▼

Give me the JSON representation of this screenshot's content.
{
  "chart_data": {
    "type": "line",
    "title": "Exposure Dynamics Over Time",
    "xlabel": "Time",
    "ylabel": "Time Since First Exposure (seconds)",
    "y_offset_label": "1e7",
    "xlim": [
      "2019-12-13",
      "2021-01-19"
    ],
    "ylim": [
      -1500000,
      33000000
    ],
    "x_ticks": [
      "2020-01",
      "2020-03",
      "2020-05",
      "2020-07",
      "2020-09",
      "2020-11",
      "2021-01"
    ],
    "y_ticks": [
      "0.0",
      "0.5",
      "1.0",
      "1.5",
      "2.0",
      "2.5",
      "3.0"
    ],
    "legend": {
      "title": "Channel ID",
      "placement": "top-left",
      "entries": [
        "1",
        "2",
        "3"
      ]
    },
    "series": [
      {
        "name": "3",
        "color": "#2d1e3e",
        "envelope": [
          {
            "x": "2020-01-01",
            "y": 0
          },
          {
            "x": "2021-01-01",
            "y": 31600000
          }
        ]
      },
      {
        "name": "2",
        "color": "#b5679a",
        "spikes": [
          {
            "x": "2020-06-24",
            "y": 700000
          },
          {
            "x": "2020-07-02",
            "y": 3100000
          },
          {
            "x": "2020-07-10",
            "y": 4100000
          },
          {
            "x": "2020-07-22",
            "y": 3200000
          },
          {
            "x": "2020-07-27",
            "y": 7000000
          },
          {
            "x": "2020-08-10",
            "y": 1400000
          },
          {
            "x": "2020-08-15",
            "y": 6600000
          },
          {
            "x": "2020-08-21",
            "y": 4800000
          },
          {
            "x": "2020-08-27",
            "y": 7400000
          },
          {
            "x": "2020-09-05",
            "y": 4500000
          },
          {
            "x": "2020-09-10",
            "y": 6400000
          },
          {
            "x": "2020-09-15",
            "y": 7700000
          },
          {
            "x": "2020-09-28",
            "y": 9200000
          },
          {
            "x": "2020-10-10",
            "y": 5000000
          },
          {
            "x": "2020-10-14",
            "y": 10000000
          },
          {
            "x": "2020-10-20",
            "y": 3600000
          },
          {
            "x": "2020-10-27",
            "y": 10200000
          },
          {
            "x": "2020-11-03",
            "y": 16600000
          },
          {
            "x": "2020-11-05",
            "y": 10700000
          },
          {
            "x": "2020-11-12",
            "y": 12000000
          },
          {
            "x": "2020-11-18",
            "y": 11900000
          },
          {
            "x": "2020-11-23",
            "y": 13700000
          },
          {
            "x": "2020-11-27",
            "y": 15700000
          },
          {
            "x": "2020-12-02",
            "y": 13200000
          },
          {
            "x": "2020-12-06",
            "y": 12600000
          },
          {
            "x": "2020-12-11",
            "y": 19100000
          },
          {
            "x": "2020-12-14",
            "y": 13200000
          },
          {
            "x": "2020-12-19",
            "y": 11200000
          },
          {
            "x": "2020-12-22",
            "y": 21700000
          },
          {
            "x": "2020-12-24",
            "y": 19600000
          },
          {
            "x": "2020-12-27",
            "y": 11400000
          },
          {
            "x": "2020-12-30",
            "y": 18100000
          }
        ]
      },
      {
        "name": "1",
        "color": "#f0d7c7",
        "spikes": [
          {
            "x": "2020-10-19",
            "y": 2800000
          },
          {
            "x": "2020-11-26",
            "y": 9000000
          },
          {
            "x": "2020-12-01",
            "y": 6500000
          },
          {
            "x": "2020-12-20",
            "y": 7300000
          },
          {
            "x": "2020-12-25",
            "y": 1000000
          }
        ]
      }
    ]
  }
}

▲

> [What this task involves]
Take the lines above and print them exactly.

> [Full answer]
Give me the JSON representation of this screenshot's content.
{
  "chart_data": {
    "type": "line",
    "title": "Exposure Dynamics Over Time",
    "xlabel": "Time",
    "ylabel": "Time Since First Exposure (seconds)",
    "y_offset_label": "1e7",
    "xlim": [
      "2019-12-13",
      "2021-01-19"
    ],
    "ylim": [
      -1500000,
      33000000
    ],
    "x_ticks": [
      "2020-01",
      "2020-03",
      "2020-05",
      "2020-07",
      "2020-09",
      "2020-11",
      "2021-01"
    ],
    "y_ticks": [
      "0.0",
      "0.5",
      "1.0",
      "1.5",
      "2.0",
      "2.5",
      "3.0"
    ],
    "legend": {
      "title": "Channel ID",
      "placement": "top-left",
      "entries": [
        "1",
        "2",
        "3"
      ]
    },
    "series": [
      {
        "name": "3",
        "color": "#2d1e3e",
        "envelope": [
          {
            "x": "2020-01-01",
            "y": 0
          },
          {
            "x": "2021-01-01",
            "y": 31600000
          }
        ]
      },
      {
        "name": "2",
        "color": "#b5679a",
        "spikes": [
          {
            "x": "2020-06-24",
            "y": 700000
          },
          {
            "x": "2020-07-02",
            "y": 3100000
          },
          {
            "x": "2020-07-10",
            "y": 4100000
          },
          {
            "x": "2020-07-22",
            "y": 3200000
          },
          {
            "x": "2020-07-27",
            "y": 7000000
          },
          {
            "x": "2020-08-10",
            "y": 1400000
          },
          {
            "x": "2020-08-15",
            "y": 6600000
          },
          {
            "x": "2020-08-21",
            "y": 4800000
          },
          {
            "x": "2020-08-27",
            "y": 7400000
          },
          {
            "x": "2020-09-05",
            "y": 4500000
          },
          {
            "x": "2020-09-10",
            "y": 6400000
          },
          {
            "x": "2020-09-15",
            "y": 7700000
          },
          {
            "x": "2020-09-28",
            "y": 9200000
          },
          {
            "x": "2020-10-10",
            "y": 5000000
          },
          {
            "x": "2020-10-14",
            "y": 10000000
          },
          {
            "x": "2020-10-20",
            "y": 3600000
          },
          {
            "x": "2020-10-27",
            "y": 10200000
          },
          {
            "x": "2020-11-03",
            "y": 16600000
          },
          {
            "x": "2020-11-05",
            "y": 10700000
          },
          {
            "x": "2020-11-12",
            "y": 12000000
          },
          {
            "x": "2020-11-18",
            "y": 11900000
          },
          {
            "x": "2020-11-23",
            "y": 13700000
          },
          {
            "x": "2020-11-27",
            "y": 15700000
          },
          {
            "x": "2020-12-02",
            "y": 13200000
          },
          {
            "x": "2020-12-06",
            "y": 12600000
          },
          {
            "x": "2020-12-11",
            "y": 19100000
          },
          {
            "x": "2020-12-14",
            "y": 13200000
          },
          {
            "x": "2020-12-19",
            "y": 11200000
          },
          {
            "x": "2020-12-22",
            "y": 21700000
          },
          {
            "x": "2020-12-24",
            "y": 19600000
          },
          {
            "x": "2020-12-27",
            "y": 11400000
          },
          {
            "x": "2020-12-30",
            "y": 18100000
          }
        ]
      },
      {
        "name": "1",
        "color": "#f0d7c7",
        "spikes": [
          {
            "x": "2020-10-19",
            "y": 2800000
          },
          {
            "x": "2020-11-26",
            "y": 9000000
          },
          {
            "x": "2020-12-01",
            "y": 6500000
          },
          {
            "x": "2020-12-20",
            "y": 7300000
          },
          {
            "x": "2020-12-25",
            "y": 1000000
          }
        ]
      }
    ]
  }
}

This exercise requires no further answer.